(Written task)
Here are some entries; quote each one exactly.

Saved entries

_____

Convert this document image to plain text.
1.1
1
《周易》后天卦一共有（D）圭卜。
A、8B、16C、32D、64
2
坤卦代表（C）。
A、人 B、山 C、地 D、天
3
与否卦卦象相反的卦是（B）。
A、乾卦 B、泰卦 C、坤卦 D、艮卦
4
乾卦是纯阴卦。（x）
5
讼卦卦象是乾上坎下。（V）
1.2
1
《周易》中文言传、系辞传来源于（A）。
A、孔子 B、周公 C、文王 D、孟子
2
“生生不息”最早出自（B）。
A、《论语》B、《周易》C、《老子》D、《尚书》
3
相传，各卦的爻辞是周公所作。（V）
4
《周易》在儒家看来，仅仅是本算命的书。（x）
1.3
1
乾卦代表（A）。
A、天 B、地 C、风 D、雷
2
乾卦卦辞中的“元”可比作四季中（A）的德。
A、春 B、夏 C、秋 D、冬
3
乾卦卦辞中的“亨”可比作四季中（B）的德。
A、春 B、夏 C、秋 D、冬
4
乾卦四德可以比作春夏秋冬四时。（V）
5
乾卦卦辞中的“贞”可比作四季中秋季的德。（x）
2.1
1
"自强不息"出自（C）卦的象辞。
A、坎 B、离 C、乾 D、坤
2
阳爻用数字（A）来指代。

_____

(Reply to the task)
Convert this document image to plain text.
1.1
1
《周易》后天卦一共有（D）圭卜。
A、8B、16C、32D、64
2
坤卦代表（C）。
A、人 B、山 C、地 D、天
3
与否卦卦象相反的卦是（B）。
A、乾卦 B、泰卦 C、坤卦 D、艮卦
4
乾卦是纯阴卦。（x）
5
讼卦卦象是乾上坎下。（V）
1.2
1
《周易》中文言传、系辞传来源于（A）。
A、孔子 B、周公 C、文王 D、孟子
2
“生生不息”最早出自（B）。
A、《论语》B、《周易》C、《老子》D、《尚书》
3
相传，各卦的爻辞是周公所作。（V）
4
《周易》在儒家看来，仅仅是本算命的书。（x）
1.3
1
乾卦代表（A）。
A、天 B、地 C、风 D、雷
2
乾卦卦辞中的“元”可比作四季中（A）的德。
A、春 B、夏 C、秋 D、冬
3
乾卦卦辞中的“亨”可比作四季中（B）的德。
A、春 B、夏 C、秋 D、冬
4
乾卦四德可以比作春夏秋冬四时。（V）
5
乾卦卦辞中的“贞”可比作四季中秋季的德。（x）
2.1
1
"自强不息"出自（C）卦的象辞。
A、坎 B、离 C、乾 D、坤
2
阳爻用数字（A）来指代。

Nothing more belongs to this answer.